● **GIVEN REQUEST**
From the listing below, pull out all lines with "used" in them.

Items from a dataset
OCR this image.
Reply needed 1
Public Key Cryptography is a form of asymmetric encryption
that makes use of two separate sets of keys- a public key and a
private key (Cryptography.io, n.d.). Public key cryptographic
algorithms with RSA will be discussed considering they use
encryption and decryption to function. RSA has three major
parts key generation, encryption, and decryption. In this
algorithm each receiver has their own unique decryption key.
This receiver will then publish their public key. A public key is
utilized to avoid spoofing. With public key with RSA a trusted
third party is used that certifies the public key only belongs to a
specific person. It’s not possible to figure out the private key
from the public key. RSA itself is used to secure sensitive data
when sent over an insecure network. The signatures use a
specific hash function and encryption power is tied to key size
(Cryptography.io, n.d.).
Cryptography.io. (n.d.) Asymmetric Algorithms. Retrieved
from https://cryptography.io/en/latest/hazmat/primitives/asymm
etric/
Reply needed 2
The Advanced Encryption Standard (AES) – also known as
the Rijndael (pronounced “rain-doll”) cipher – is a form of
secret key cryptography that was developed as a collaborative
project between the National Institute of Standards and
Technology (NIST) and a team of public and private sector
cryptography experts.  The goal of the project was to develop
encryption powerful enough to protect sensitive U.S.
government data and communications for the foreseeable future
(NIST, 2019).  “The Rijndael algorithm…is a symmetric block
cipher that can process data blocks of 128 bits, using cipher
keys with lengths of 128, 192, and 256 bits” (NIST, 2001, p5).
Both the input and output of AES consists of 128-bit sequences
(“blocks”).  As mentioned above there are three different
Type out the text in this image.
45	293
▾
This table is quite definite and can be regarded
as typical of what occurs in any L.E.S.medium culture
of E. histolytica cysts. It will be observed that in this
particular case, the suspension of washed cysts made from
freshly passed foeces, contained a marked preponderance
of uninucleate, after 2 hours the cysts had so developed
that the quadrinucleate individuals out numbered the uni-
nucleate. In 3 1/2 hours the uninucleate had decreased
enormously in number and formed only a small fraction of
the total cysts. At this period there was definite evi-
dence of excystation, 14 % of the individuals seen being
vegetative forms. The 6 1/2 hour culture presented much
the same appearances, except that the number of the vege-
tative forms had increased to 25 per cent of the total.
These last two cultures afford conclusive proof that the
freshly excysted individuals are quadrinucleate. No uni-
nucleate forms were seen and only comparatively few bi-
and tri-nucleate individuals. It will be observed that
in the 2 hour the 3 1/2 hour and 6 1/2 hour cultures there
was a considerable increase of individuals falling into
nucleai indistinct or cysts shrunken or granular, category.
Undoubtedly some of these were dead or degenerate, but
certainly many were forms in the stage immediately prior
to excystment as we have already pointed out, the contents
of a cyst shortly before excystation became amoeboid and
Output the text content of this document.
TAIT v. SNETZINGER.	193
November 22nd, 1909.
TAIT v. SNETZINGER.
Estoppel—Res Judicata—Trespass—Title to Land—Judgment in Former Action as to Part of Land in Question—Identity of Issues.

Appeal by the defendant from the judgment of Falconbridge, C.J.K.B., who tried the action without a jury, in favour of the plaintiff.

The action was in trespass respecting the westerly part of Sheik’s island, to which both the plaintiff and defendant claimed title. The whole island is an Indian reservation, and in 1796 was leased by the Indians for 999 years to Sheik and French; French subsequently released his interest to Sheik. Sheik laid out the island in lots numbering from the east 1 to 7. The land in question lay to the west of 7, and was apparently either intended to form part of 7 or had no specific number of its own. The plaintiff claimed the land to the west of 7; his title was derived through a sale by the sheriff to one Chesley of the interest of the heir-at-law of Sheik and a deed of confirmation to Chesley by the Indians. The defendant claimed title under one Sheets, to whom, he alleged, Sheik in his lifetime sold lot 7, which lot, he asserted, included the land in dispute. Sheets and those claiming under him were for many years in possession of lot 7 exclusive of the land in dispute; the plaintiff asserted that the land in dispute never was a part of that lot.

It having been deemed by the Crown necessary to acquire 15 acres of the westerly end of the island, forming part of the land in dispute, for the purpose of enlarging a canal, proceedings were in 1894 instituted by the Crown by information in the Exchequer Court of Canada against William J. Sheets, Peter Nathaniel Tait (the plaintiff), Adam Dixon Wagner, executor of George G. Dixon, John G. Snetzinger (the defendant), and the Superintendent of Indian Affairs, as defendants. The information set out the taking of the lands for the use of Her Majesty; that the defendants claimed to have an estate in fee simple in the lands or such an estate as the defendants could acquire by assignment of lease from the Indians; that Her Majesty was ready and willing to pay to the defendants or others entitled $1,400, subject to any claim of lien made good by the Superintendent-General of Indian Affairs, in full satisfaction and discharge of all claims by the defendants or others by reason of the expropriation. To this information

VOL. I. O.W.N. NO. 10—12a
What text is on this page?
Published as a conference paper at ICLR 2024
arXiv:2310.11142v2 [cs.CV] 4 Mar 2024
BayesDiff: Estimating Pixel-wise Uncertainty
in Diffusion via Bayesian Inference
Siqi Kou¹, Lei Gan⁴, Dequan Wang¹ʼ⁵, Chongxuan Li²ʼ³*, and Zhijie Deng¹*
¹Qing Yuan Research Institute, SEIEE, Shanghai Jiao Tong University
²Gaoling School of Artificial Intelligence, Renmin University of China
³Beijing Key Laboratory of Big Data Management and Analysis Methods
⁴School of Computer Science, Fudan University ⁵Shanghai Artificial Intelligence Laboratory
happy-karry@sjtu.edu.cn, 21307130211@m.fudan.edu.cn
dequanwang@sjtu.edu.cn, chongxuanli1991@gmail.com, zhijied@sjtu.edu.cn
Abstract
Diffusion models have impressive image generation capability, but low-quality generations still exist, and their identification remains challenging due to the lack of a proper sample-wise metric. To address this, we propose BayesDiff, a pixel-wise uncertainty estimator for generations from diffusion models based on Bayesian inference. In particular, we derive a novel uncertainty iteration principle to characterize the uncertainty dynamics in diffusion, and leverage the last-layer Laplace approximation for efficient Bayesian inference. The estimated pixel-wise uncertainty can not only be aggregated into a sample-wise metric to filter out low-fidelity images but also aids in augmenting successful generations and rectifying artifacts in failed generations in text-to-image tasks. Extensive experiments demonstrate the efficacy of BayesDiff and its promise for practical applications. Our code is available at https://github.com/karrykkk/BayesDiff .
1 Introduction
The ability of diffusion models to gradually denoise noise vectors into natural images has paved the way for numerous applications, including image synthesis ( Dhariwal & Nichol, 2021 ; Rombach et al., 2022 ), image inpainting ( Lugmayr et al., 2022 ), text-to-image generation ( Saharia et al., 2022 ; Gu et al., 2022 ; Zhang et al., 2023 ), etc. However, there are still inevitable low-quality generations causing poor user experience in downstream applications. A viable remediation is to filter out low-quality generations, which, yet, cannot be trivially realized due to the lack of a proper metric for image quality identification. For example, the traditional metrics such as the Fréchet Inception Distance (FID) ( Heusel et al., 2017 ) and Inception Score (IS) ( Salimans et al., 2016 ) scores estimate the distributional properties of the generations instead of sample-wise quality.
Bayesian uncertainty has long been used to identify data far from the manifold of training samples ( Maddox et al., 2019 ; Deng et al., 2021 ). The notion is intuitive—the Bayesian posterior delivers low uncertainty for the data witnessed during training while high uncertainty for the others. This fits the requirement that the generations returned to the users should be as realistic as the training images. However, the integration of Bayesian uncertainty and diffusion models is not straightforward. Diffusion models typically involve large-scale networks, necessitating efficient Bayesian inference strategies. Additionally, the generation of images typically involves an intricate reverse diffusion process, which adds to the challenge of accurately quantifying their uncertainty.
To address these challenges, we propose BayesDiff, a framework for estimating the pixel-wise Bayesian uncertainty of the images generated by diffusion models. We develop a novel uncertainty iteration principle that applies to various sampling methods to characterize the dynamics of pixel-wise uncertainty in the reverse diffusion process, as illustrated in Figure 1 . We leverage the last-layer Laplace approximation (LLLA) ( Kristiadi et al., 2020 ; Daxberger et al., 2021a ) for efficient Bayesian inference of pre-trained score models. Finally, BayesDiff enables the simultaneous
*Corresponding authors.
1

● **EXPECTED OUTPUT**
third party is used that certifies the public key only belongs to a
from the public key. RSA itself is used to secure sensitive data
Bayesian uncertainty has long been used to identify data far from the manifold of training samples ( Maddox et al., 2019 ; Deng et al., 2021 ). The notion is intuitive—the Bayesian posterior delivers low uncertainty for the data witnessed during training while high uncertainty for the others. This fits the requirement that the generations returned to the users should be as realistic as the training images. However, the integration of Bayesian uncertainty and diffusion models is not straightforward. Diffusion models typically involve large-scale networks, necessitating efficient Bayesian inference strategies. Additionally, the generation of images typically involves an intricate reverse diffusion process, which adds to the challenge of accurately quantifying their uncertainty.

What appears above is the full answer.